§ TEXTE SOURCE
· · ·
Elle assure également le convoyage des pilotes pris en charge par le réseau. Elle est fiancée
à Raymond JEUNET, un jeune
réfractaire du Service du travail obligatoire ( STO ) qu'elle
présente à POTIER et à LAFLEUR.
Camille RIGAUX, peintre salarié de Raymond GALLET,
assure l'accompagnement des pilotes,
participe à plusieurs opérations sur les terrains homologués qu'utilise le réseau,
et héberge des pilotes
chez ses parents et chez ses beaux-parents, Maurice
et Jeanne DÉZOTHEZ.
À Reims, Jacques HODIN, employé
à la sous-préfecture, est chargé de prendre
contact avec les différents groupes de la Résistance
locale pour organiser la collecte des équipages alliés abattus au-dessus de la région.
L'équipe procède au recensement
de terrains d'atterrissage susceptibles d'être
homologués par la RAF, terrains dont la topographie est minutieusement étudiée : superficie ; dénivelé
(sans excès de pente) et consistance du sol ; relevé
des buissons, des bornes, des sillons de charrue, des ornières
de chariots, des meules de paille ou de foin, des hangars et des
machines agricoles ; repérage des lignes électriques
situées à proximité. Aucun
de ces éléments n'est négligé,
car la hantise de POTIER, rapporte Raymond GALLET, est qu'un avion
se mette sur le nez, risquant d'entraîner la perte de l'appareil,
permettant aux Allemands de repérer l'activité du
réseau, et contraignant en outre le réseau à
prendre en charge l'hébergement d'un pilote supplémentaire.
Dans les messages envoyés
à Londres, les trois terrains homologués sont identifiés
avec des noms de code tels que Horloger, Avocat, Pompadour, Thérèse.
· · ·
§ CONSIGNES
A. D'après le texte source, quel métier exerce Camille RIGAUX ?
B. Restituez à l'identique le passage du texte source qui commence par « L'équipe procède au » et se termine par « d'un pilote supplémentaire. ».

§ DONNÉES ENREGISTRÉES
· · ·
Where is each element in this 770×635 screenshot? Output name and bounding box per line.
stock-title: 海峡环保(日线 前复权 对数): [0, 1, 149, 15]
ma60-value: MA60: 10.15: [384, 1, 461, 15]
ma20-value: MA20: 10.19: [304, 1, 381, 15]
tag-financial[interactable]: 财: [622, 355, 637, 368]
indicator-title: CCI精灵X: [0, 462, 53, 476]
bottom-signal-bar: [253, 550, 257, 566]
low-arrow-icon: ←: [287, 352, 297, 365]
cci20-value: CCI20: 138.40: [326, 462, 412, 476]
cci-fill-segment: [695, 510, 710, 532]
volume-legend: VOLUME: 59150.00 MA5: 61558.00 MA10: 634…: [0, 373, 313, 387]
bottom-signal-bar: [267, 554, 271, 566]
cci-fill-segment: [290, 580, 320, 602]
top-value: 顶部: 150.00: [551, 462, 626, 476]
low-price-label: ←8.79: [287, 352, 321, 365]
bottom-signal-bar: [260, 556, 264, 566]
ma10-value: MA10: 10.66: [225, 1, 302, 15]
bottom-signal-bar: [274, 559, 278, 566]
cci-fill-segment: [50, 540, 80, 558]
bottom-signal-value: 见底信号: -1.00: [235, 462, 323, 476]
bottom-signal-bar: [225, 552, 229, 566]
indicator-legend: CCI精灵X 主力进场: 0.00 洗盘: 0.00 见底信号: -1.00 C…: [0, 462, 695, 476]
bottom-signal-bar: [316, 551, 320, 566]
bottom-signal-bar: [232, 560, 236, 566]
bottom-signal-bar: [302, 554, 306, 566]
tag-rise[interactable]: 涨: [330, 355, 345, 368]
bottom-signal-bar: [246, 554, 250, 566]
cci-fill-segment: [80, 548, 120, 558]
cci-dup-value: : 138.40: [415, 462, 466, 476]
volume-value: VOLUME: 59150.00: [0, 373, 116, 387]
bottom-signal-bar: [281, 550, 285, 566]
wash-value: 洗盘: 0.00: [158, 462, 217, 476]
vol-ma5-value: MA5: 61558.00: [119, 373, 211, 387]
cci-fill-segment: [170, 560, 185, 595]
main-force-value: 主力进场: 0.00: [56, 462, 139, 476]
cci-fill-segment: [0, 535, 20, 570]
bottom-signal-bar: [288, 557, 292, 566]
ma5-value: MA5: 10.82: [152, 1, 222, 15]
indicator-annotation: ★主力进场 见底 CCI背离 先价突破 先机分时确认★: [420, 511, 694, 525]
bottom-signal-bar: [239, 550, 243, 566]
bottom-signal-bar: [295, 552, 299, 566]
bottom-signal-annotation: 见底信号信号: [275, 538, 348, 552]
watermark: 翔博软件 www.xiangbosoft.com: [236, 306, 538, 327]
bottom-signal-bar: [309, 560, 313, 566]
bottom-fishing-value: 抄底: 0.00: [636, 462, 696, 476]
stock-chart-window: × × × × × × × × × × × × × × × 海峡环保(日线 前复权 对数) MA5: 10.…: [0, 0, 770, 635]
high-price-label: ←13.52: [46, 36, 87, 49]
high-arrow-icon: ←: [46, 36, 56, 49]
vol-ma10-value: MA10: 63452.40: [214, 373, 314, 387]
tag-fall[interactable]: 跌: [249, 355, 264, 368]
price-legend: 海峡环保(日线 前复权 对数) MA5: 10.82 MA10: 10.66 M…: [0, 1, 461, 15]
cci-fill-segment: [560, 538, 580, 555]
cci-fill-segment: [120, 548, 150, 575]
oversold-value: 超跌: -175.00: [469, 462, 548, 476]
· · ·
§ CORRIGÉS
A. Camille RIGAUX est peintre salarié de Raymond GALLET.

B.
L'équipe procède au recensement
de terrains d'atterrissage susceptibles d'être
homologués par la RAF, terrains dont la topographie est minutieusement étudiée : superficie ; dénivelé
(sans excès de pente) et consistance du sol ; relevé
des buissons, des bornes, des sillons de charrue, des ornières
de chariots, des meules de paille ou de foin, des hangars et des
machines agricoles ; repérage des lignes électriques
situées à proximité. Aucun
de ces éléments n'est négligé,
car la hantise de POTIER, rapporte Raymond GALLET, est qu'un avion
se mette sur le nez, risquant d'entraîner la perte de l'appareil,
permettant aux Allemands de repérer l'activité du
réseau, et contraignant en outre le réseau à
prendre en charge l'hébergement d'un pilote supplémentaire.